__GOAL__.
The listing below is the input. Say how many of its lines contain "true", giving the number alone.

[Dataset items]
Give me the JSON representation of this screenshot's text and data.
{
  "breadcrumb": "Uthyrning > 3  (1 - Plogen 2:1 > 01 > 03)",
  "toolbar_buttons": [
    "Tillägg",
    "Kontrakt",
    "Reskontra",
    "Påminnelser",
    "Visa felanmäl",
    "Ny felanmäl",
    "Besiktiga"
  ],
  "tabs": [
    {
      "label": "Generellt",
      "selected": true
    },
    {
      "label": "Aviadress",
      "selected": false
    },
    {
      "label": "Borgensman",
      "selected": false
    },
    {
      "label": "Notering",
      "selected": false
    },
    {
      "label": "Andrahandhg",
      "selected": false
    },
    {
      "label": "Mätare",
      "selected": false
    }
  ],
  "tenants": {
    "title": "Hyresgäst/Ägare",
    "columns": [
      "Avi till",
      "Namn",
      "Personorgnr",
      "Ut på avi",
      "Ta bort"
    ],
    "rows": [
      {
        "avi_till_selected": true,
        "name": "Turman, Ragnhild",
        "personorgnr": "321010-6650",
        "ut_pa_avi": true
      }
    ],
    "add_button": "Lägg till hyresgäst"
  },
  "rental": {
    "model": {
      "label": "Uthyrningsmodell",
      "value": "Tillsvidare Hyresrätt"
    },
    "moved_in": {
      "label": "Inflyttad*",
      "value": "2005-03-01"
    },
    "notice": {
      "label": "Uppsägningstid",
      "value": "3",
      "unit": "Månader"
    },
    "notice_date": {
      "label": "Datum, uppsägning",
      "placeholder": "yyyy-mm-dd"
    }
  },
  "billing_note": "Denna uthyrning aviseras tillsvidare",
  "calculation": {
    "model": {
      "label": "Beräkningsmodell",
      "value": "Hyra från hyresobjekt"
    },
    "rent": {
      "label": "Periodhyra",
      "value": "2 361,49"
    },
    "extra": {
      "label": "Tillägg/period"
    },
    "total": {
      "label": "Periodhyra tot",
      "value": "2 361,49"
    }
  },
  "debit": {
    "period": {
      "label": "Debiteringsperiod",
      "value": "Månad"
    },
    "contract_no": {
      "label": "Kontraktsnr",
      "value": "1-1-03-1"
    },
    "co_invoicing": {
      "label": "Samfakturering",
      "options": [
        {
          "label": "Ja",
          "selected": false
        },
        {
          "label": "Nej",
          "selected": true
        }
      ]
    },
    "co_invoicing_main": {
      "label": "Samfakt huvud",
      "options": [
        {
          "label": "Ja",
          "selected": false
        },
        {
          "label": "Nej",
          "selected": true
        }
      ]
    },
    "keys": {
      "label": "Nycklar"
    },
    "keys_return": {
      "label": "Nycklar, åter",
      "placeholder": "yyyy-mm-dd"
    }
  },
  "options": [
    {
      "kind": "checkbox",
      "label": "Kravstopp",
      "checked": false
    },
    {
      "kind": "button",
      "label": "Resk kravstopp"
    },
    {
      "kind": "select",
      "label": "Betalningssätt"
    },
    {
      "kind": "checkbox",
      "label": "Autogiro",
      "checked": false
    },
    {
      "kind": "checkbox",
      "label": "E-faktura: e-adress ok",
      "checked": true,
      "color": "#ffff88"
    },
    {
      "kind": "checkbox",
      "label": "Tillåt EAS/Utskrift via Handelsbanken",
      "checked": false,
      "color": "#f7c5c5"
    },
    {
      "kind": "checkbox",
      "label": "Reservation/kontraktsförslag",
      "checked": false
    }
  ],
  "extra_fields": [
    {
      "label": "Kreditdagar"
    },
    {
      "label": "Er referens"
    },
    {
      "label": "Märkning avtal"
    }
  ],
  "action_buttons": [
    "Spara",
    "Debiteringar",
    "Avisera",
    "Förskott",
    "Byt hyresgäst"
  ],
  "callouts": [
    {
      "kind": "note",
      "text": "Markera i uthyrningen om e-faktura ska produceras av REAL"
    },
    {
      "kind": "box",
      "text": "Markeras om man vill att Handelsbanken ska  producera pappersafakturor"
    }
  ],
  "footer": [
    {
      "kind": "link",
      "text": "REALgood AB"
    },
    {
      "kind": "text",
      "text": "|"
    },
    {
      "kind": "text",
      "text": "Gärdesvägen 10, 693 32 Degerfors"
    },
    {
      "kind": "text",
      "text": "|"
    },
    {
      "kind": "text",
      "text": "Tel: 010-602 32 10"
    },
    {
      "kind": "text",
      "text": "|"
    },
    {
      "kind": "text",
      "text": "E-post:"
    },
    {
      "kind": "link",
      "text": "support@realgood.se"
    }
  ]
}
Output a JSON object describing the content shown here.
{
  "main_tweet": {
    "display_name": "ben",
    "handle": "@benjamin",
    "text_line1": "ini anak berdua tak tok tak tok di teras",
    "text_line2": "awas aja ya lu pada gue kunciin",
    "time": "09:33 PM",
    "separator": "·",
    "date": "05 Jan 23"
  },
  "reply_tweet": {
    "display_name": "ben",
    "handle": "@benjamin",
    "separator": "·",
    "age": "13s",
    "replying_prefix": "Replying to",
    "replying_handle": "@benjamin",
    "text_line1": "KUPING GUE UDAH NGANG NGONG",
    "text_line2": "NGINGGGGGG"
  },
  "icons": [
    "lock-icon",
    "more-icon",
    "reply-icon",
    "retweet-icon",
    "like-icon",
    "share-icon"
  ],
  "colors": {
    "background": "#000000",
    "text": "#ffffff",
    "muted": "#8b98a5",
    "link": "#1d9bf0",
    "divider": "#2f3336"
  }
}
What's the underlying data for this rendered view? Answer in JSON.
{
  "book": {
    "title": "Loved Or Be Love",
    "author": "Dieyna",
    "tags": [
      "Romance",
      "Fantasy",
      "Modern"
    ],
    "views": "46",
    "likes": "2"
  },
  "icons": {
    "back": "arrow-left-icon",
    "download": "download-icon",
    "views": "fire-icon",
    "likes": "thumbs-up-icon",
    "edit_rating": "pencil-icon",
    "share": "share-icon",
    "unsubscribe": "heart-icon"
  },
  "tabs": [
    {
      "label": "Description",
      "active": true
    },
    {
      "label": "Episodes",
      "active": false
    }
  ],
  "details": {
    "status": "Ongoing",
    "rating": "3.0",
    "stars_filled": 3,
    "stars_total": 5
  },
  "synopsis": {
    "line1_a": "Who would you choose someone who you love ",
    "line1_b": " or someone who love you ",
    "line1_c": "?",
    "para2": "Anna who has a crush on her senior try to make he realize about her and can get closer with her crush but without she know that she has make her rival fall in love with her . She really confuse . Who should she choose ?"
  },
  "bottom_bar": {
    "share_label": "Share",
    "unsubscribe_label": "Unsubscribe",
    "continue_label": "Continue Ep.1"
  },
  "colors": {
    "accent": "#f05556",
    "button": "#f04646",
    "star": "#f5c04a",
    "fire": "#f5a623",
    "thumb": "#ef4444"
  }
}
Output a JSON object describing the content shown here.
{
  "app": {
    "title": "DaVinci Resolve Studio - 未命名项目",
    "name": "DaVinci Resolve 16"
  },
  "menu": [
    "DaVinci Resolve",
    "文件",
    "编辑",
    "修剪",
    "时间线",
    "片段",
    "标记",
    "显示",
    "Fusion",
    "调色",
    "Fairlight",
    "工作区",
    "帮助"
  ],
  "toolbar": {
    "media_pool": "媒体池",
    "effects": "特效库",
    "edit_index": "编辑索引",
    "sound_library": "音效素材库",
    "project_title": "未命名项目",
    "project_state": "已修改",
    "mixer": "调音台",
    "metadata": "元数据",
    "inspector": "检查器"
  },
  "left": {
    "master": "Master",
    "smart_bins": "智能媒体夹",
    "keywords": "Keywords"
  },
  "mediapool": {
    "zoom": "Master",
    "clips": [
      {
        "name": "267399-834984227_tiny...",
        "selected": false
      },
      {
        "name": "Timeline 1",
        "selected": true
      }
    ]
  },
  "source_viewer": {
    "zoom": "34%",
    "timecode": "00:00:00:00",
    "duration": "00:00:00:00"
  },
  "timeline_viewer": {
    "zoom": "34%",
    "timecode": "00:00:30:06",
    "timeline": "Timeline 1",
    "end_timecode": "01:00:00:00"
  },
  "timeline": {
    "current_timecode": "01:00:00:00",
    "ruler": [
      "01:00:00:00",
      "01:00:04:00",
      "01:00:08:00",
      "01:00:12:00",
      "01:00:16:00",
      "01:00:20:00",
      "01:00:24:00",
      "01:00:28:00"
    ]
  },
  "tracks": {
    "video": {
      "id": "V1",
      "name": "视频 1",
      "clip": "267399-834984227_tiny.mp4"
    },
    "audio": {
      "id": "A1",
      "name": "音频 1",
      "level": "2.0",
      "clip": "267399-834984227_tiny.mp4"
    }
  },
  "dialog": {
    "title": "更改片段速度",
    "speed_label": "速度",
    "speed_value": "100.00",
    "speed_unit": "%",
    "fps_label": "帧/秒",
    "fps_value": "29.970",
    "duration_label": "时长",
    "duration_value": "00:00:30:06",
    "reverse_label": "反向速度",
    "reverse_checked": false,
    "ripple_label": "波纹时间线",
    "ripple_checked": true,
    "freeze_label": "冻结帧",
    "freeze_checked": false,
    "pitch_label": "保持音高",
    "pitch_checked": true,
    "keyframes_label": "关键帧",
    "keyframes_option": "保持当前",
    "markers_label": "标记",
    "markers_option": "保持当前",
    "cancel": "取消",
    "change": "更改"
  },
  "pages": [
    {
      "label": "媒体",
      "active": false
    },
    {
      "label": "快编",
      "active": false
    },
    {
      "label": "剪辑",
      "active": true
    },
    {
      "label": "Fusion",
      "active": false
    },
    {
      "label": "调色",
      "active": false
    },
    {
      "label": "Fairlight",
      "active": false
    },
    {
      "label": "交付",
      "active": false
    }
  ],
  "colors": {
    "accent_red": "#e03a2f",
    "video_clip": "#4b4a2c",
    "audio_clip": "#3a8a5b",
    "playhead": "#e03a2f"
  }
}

__SOLUTION TO THE EXERCISE__.
11